# Task directions
Look through the records below and collect all lines that hold the string "between".

# START OF Listed records

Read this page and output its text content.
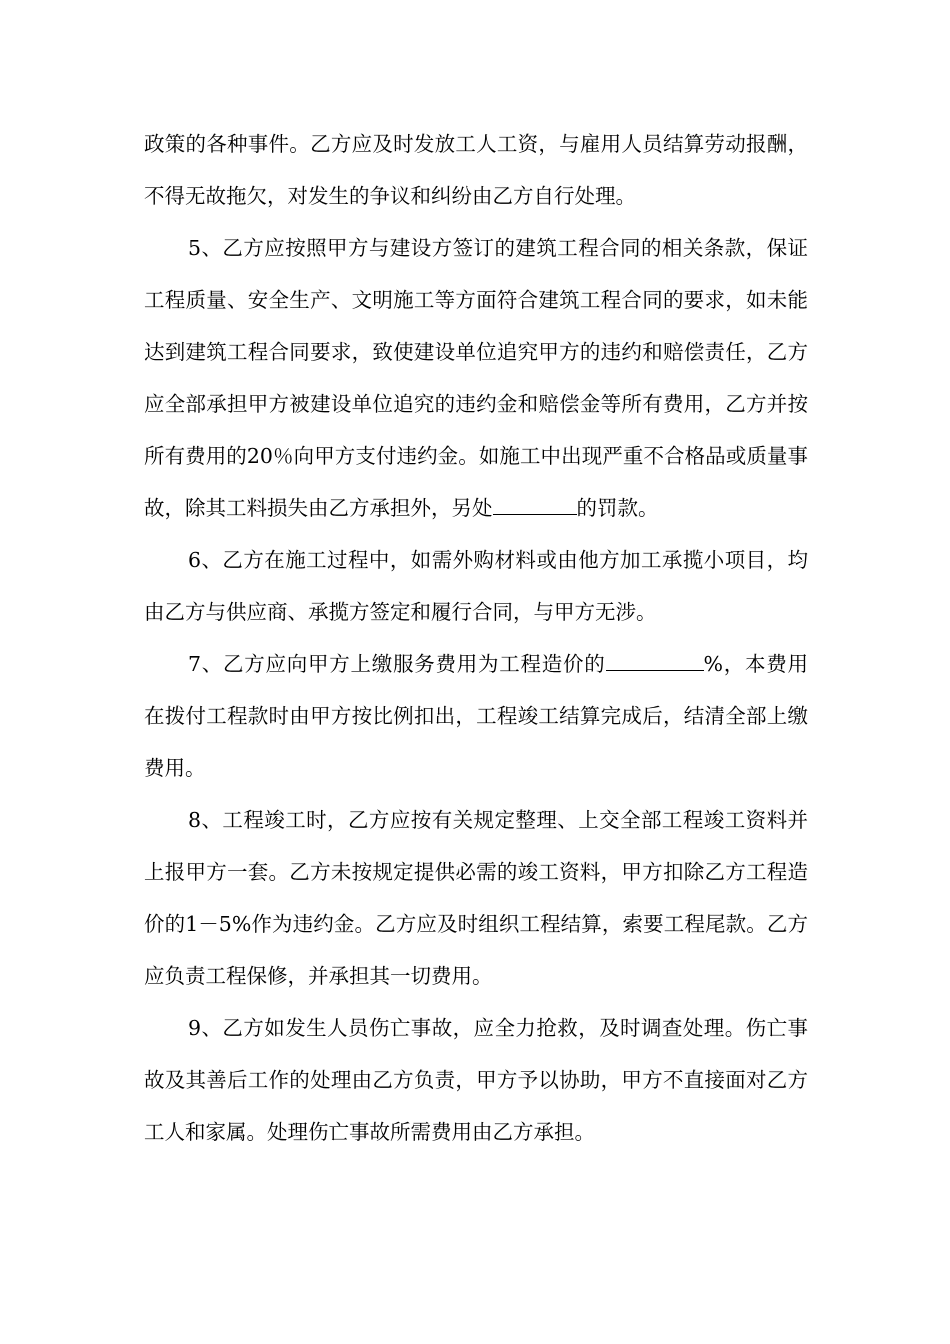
政策的各种事件。乙方应及时发放工人工资，与雇用人员结算劳动报酬，不得无故拖欠，对发生的争议和纠纷由乙方自行处理。

5、乙方应按照甲方与建设方签订的建筑工程合同的相关条款，保证工程质量、安全生产、文明施工等方面符合建筑工程合同的要求，如未能达到建筑工程合同要求，致使建设单位追究甲方的违约和赔偿责任，乙方应全部承担甲方被建设单位追究的违约金和赔偿金等所有费用，乙方并按所有费用的20％向甲方支付违约金。如施工中出现严重不合格品或质量事故，除其工料损失由乙方承担外，另处	的罚款。

6、乙方在施工过程中，如需外购材料或由他方加工承揽小项目，均由乙方与供应商、承揽方签定和履行合同，与甲方无涉。

7、乙方应向甲方上缴服务费用为工程造价的	%，本费用在拨付工程款时由甲方按比例扣出，工程竣工结算完成后，结清全部上缴费用。

8、工程竣工时，乙方应按有关规定整理、上交全部工程竣工资料并上报甲方一套。乙方未按规定提供必需的竣工资料，甲方扣除乙方工程造价的1－5%作为违约金。乙方应及时组织工程结算，索要工程尾款。乙方应负责工程保修，并承担其一切费用。

9、乙方如发生人员伤亡事故，应全力抢救，及时调查处理。伤亡事故及其善后工作的处理由乙方负责，甲方予以协助，甲方不直接面对乙方工人和家属。处理伤亡事故所需费用由乙方承担。
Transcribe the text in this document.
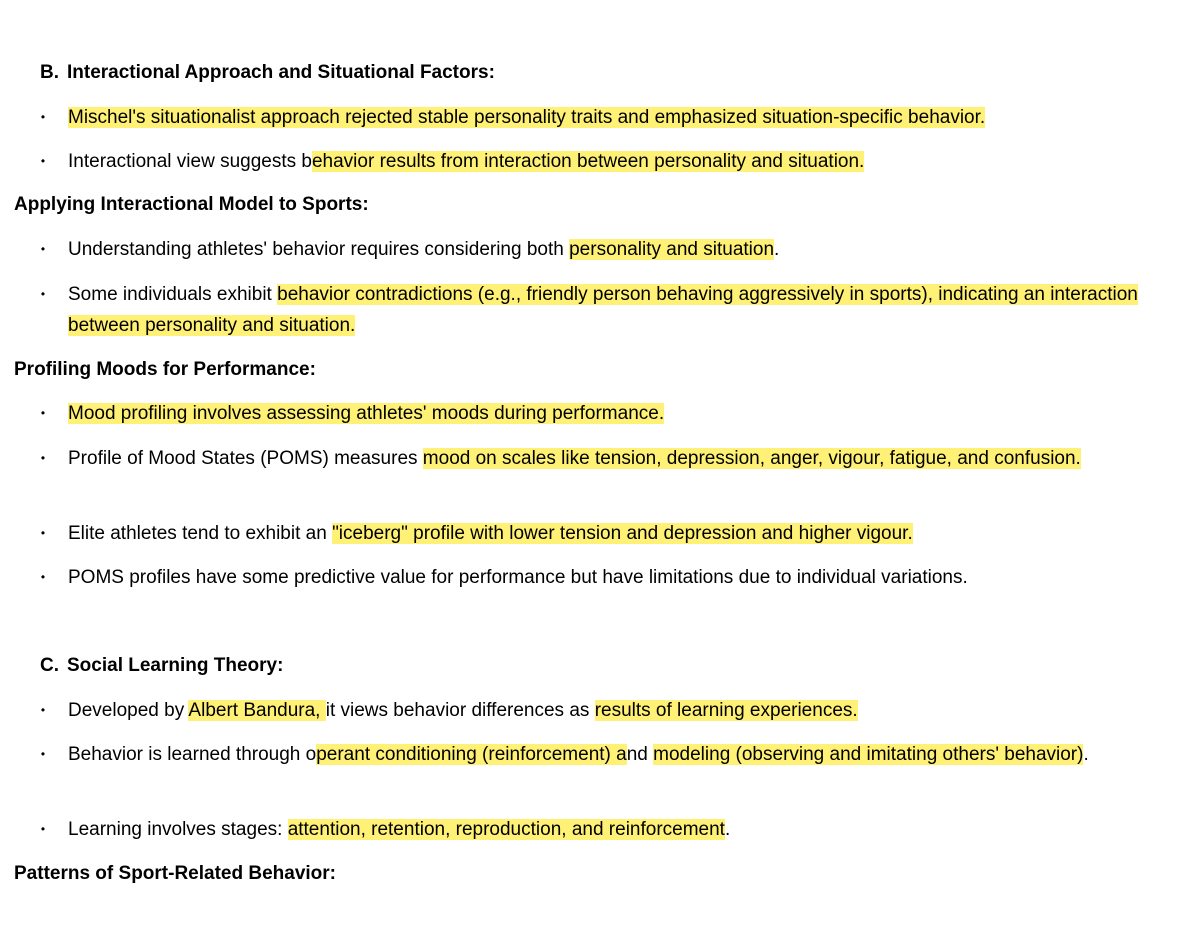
B. Interactional Approach and Situational Factors:
• Mischel's situationalist approach rejected stable personality traits and emphasized situation-specific behavior.
• Interactional view suggests behavior results from interaction between personality and situation.
Applying Interactional Model to Sports:
• Understanding athletes' behavior requires considering both personality and situation.
• Some individuals exhibit behavior contradictions (e.g., friendly person behaving aggressively in sports), indicating an interaction between personality and situation.
Profiling Moods for Performance:
• Mood profiling involves assessing athletes' moods during performance.
• Profile of Mood States (POMS) measures mood on scales like tension, depression, anger, vigour, fatigue, and confusion.
• Elite athletes tend to exhibit an "iceberg" profile with lower tension and depression and higher vigour.
• POMS profiles have some predictive value for performance but have limitations due to individual variations.
C. Social Learning Theory:
• Developed by Albert Bandura, it views behavior differences as results of learning experiences.
• Behavior is learned through operant conditioning (reinforcement) and modeling (observing and imitating others' behavior).
• Learning involves stages: attention, retention, reproduction, and reinforcement.
Patterns of Sport-Related Behavior:
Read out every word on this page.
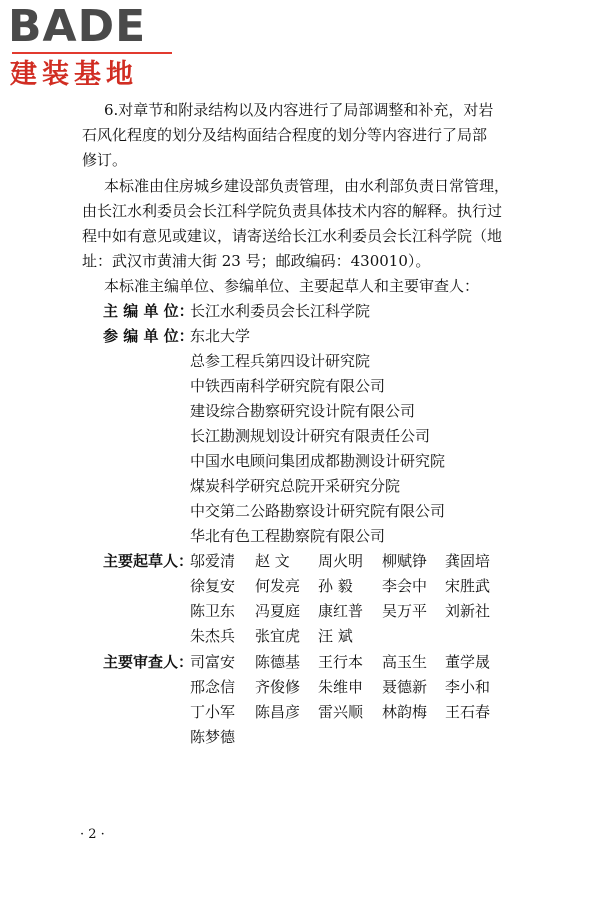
BADE
建装基地
6.对章节和附录结构以及内容进行了局部调整和补充，对岩
石风化程度的划分及结构面结合程度的划分等内容进行了局部
修订。
本标准由住房城乡建设部负责管理，由水利部负责日常管理，
由长江水利委员会长江科学院负责具体技术内容的解释。执行过
程中如有意见或建议，请寄送给长江水利委员会长江科学院（地
址：武汉市黄浦大街 23 号；邮政编码：430010）。
本标准主编单位、参编单位、主要起草人和主要审查人：
主 编 单 位：
长江水利委员会长江科学院
参 编 单 位：
东北大学
总参工程兵第四设计研究院
中铁西南科学研究院有限公司
建设综合勘察研究设计院有限公司
长江勘测规划设计研究有限责任公司
中国水电顾问集团成都勘测设计研究院
煤炭科学研究总院开采研究分院
中交第二公路勘察设计研究院有限公司
华北有色工程勘察院有限公司
主要起草人：
邬爱清 赵 文 周火明 柳赋铮 龚固培
徐复安 何发亮 孙 毅 李会中 宋胜武
陈卫东 冯夏庭 康红普 吴万平 刘新社
朱杰兵 张宜虎 汪 斌
主要审查人：
司富安 陈德基 王行本 高玉生 董学晟
邢念信 齐俊修 朱维申 聂德新 李小和
丁小军 陈昌彦 雷兴顺 林韵梅 王石春
陈梦德
· 2 ·
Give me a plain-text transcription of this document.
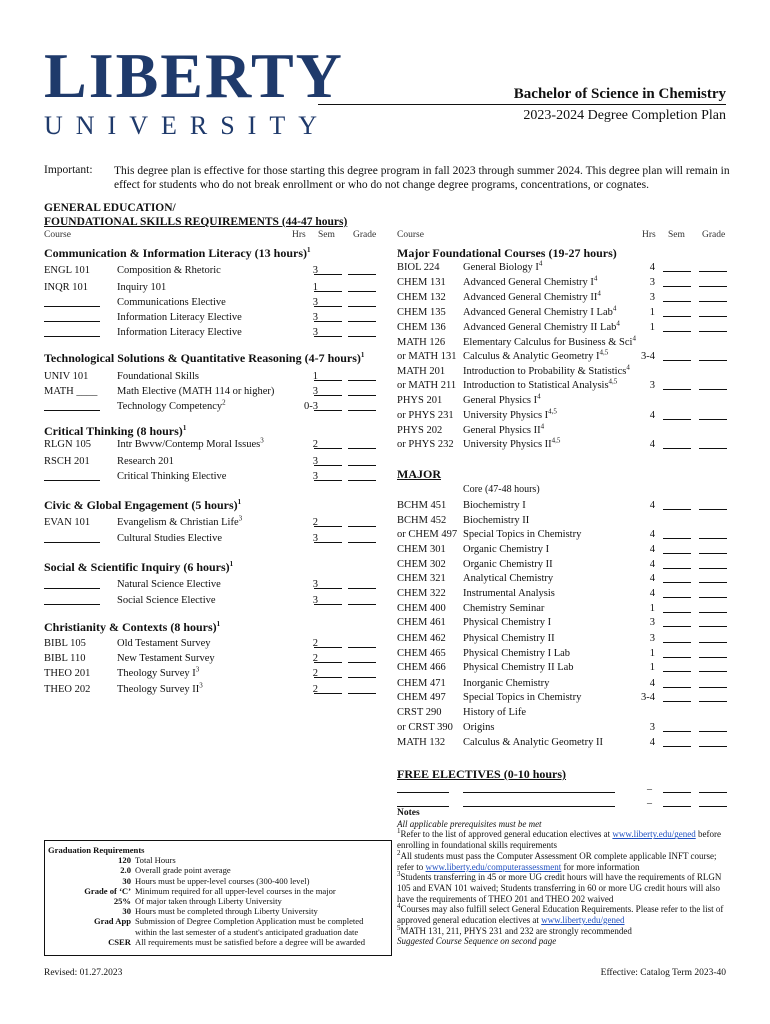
LIBERTY
UNIVERSITY
Bachelor of Science in Chemistry
2023-2024 Degree Completion Plan
Important: This degree plan is effective for those starting this degree program in fall 2023 through summer 2024. This degree plan will remain in effect for students who do not break enrollment or who do not change degree programs, concentrations, or cognates.
GENERAL EDUCATION/
FOUNDATIONAL SKILLS REQUIREMENTS (44-47 hours)
Course	Hrs Sem Grade Course	Hrs Sem Grade
Communication & Information Literacy (13 hours)$^1$
ENGL 101	Composition & Rhetoric	3
INQR 101	Inquiry 101	1
Communications Elective	3
Information Literacy Elective	3
Information Literacy Elective	3
Technological Solutions & Quantitative Reasoning (4-7 hours)$^1$
UNIV 101	Foundational Skills	1
MATH ____ Math Elective (MATH 114 or higher)	3
Technology Competency$^2$	0-3
Critical Thinking (8 hours)$^1$
RLGN 105 Intr Bwvw/Contemp Moral Issues$^3$	2
RSCH 201	Research 201	3
Critical Thinking Elective	3
Civic & Global Engagement (5 hours)$^1$
EVAN 101	Evangelism & Christian Life$^3$	2
Cultural Studies Elective	3
Social & Scientific Inquiry (6 hours)$^1$
Natural Science Elective	3
Social Science Elective	3
Christianity & Contexts (8 hours)$^1$
BIBL 105	Old Testament Survey	2
BIBL 110	New Testament Survey	2
THEO 201	Theology Survey $I^3$	2
THEO 202	Theology Survey $II^3$	2
Major Foundational Courses (19-27 hours)
BIOL 224 General Biology $I^4$	4
CHEM 131 Advanced General Chemistry $I^4$	3
CHEM 132 Advanced General Chemistry $II^4$	3
CHEM 135 Advanced General Chemistry I Lab$^4$	1
CHEM 136 Advanced General Chemistry II Lab$^4$	1
MATH 126 Elementary Calculus for Business & Sci$^4$
or MATH 131 Calculus & Analytic Geometry I$^{4,5}$	3-4
MATH 201 Introduction to Probability & Statistics$^4$
or MATH 211 Introduction to Statistical Analysis$^{4,5}$	3
PHYS 201 General Physics $I^4$
or PHYS 231 University Physics I$^{4,5}$	4
PHYS 202 General Physics $II^4$
or PHYS 232 University Physics II$^{4,5}$	4
MAJOR
Core (47-48 hours)
BCHM 451 Biochemistry I	4
BCHM 452 Biochemistry II
or CHEM 497 Special Topics in Chemistry	4
CHEM 301 Organic Chemistry I	4
CHEM 302 Organic Chemistry II	4
CHEM 321 Analytical Chemistry	4
CHEM 322 Instrumental Analysis	4
CHEM 400 Chemistry Seminar	1
CHEM 461 Physical Chemistry I	3
CHEM 462 Physical Chemistry II	3
CHEM 465 Physical Chemistry I Lab	1
CHEM 466 Physical Chemistry II Lab	1
CHEM 471 Inorganic Chemistry	4
CHEM 497 Special Topics in Chemistry	3-4
CRST 290 History of Life
or CRST 390 Origins	3
MATH 132 Calculus & Analytic Geometry II	4
FREE ELECTIVES (0-10 hours)
_
_
Notes
All applicable prerequisites must be met
$^1$Refer to the list of approved general education electives at www.liberty.edu/gened before enrolling in foundational skills requirements
$^2$All students must pass the Computer Assessment OR complete applicable INFT course; refer to www.liberty.edu/computerassessment for more information
$^3$Students transferring in 45 or more UG credit hours will have the requirements of RLGN 105 and EVAN 101 waived; Students transferring in 60 or more UG credit hours will also have the requirements of THEO 201 and THEO 202 waived
$^4$Courses may also fulfill select General Education Requirements. Please refer to the list of approved general education electives at www.liberty.edu/gened
$^5$MATH 131, 211, PHYS 231 and 232 are strongly recommended
Suggested Course Sequence on second page
Graduation Requirements
120 Total Hours
2.0 Overall grade point average
30 Hours must be upper-level courses (300-400 level)
Grade of ‘C’ Minimum required for all upper-level courses in the major
25% Of major taken through Liberty University
30 Hours must be completed through Liberty University
Grad App Submission of Degree Completion Application must be completed
within the last semester of a student's anticipated graduation date
CSER All requirements must be satisfied before a degree will be awarded
Revised: 01.27.2023	Effective: Catalog Term 2023-40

# END OF Listed records

# Correct response
• Interactional view suggests behavior results from interaction between personality and situation.
• Some individuals exhibit behavior contradictions (e.g., friendly person behaving aggressively in sports), indicating an interaction between personality and situation.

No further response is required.